**Records for the task**
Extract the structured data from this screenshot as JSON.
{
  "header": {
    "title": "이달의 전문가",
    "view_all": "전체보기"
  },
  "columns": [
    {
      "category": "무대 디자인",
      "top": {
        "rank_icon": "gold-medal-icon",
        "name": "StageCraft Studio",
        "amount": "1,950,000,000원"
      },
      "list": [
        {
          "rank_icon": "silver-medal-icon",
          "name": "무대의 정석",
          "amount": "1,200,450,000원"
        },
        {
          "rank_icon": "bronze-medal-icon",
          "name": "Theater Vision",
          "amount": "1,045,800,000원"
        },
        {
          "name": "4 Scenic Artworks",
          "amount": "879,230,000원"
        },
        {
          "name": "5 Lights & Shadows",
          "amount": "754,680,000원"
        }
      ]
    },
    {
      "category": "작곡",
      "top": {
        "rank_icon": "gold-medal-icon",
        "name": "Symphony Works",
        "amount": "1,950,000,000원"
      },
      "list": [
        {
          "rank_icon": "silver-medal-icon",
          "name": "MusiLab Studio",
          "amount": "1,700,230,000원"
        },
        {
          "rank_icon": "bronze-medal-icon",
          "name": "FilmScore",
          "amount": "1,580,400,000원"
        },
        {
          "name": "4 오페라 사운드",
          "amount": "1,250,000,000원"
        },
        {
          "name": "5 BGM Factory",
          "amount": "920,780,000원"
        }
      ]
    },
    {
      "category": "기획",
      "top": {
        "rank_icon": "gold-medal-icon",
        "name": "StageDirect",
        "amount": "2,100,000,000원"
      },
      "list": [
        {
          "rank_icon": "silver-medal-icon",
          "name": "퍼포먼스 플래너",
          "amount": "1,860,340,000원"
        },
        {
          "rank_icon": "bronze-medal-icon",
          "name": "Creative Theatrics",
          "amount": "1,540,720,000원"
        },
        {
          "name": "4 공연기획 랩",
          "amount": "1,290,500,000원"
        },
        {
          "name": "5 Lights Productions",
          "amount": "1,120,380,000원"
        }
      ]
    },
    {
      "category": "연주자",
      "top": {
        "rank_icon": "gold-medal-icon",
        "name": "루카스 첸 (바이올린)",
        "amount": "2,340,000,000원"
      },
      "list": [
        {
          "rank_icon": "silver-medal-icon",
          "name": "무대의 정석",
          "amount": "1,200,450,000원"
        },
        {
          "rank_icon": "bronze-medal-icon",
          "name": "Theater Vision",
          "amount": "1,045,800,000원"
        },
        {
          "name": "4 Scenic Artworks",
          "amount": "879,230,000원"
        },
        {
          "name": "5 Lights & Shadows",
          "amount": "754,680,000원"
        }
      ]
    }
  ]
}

--

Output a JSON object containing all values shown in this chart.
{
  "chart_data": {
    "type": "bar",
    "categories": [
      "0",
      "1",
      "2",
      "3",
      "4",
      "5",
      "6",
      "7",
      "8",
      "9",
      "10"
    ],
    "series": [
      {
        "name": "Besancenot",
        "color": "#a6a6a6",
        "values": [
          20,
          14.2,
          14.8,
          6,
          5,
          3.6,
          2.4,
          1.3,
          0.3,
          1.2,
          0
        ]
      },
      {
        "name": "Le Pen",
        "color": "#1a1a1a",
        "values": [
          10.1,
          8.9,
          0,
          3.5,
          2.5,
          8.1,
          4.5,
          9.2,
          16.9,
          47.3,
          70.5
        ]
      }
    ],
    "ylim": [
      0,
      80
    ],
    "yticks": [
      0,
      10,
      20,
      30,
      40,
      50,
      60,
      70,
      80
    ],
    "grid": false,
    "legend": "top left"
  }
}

**Exercise**
Scan the entries above. Copy each line that has the string "this".

**Complete output**
Extract the structured data from this screenshot as JSON.
Output a JSON object containing all values shown in this chart.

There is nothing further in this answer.